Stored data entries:
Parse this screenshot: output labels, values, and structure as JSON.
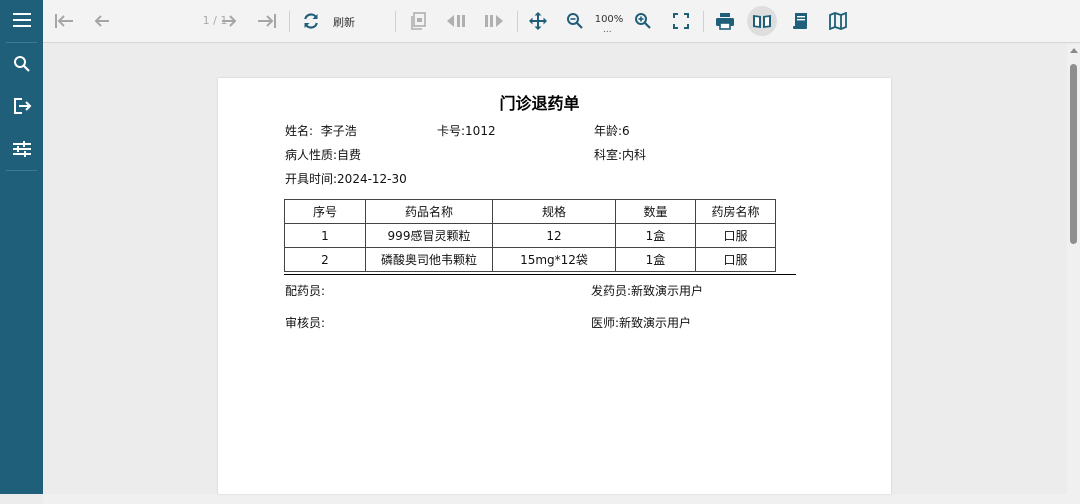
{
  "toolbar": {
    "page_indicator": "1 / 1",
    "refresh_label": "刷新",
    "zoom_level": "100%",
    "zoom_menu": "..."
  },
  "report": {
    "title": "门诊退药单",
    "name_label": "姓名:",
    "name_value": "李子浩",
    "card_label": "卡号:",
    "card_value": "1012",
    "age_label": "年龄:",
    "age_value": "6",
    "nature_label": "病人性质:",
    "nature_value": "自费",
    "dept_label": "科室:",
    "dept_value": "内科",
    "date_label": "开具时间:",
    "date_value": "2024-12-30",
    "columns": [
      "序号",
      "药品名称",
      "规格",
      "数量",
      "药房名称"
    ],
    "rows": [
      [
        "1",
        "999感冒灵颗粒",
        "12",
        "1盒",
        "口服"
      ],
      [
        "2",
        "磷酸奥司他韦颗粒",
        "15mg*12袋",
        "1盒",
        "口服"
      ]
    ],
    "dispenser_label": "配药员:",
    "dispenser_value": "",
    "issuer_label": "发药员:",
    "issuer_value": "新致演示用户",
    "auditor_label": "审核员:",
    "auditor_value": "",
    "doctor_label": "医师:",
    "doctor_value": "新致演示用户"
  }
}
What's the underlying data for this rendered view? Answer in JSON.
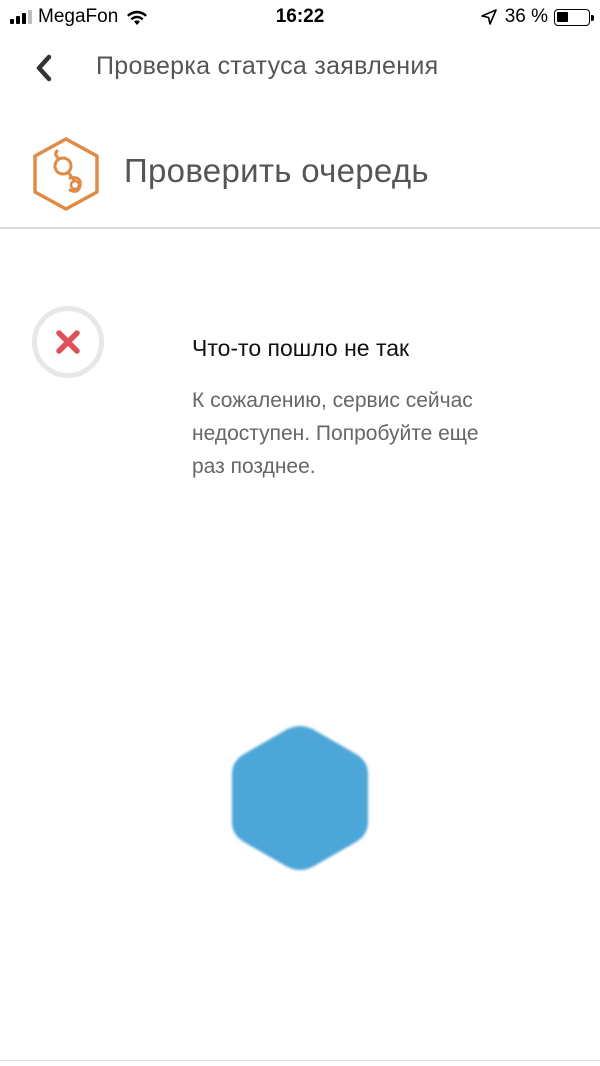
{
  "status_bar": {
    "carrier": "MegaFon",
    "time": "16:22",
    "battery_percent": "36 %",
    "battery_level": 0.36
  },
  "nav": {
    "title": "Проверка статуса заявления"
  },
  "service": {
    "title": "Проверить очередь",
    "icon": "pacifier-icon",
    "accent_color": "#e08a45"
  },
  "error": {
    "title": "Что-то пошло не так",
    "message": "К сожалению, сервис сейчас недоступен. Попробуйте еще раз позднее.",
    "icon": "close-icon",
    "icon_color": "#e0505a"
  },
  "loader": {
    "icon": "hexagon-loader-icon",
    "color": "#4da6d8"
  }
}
...
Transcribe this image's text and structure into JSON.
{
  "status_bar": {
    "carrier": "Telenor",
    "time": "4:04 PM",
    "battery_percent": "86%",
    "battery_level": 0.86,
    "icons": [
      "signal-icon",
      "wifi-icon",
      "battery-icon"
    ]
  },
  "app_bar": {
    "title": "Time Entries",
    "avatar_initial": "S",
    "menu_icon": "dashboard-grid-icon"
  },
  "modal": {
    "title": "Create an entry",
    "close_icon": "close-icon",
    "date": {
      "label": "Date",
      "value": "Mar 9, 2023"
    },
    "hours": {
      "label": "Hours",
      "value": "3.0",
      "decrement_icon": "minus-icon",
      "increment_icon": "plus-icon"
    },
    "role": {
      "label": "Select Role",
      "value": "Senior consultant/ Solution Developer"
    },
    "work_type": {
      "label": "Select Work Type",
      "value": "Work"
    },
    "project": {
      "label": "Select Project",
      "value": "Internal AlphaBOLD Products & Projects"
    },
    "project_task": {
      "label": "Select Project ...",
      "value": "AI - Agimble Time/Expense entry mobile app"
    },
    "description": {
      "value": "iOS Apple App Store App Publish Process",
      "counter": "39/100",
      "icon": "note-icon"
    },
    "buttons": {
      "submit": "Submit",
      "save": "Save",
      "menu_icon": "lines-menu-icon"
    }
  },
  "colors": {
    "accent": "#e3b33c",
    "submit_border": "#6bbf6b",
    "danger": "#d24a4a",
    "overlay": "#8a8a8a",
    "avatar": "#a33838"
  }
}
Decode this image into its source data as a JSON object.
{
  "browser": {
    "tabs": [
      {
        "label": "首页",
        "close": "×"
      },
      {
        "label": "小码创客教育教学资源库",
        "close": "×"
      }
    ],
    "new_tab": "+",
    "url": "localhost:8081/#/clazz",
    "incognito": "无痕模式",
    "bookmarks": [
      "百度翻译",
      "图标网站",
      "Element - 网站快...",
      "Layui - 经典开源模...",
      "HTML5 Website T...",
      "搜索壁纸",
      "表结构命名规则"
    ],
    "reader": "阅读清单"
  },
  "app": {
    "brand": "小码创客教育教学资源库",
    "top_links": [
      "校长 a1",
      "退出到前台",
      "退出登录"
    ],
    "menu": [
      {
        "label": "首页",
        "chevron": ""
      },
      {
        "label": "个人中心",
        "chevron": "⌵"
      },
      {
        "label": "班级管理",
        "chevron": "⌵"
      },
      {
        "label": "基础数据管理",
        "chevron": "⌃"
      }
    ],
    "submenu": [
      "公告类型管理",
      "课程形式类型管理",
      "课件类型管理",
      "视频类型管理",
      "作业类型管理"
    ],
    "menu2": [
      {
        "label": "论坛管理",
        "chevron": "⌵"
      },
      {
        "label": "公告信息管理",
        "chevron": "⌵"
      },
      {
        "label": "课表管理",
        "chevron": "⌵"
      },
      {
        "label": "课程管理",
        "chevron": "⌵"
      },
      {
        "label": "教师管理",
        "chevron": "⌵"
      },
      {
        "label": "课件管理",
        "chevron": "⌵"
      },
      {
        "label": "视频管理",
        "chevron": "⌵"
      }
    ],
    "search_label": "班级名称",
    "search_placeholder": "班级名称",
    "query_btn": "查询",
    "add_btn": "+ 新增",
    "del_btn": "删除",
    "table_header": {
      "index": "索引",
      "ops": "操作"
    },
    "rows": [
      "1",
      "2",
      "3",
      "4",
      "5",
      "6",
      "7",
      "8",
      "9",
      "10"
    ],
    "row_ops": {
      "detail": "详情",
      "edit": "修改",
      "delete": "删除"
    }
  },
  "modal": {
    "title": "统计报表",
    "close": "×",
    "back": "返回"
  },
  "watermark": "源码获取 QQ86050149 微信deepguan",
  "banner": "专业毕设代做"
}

**Exercise instructions**
All lines holding the word "JSON" should be picked out and copied.

**Exercise solution**
Parse this screenshot: output labels, values, and structure as JSON.
What's the underlying data for this rendered view? Answer in JSON.
Transcribe this image's text and structure into JSON.
Decode this image into its source data as a JSON object.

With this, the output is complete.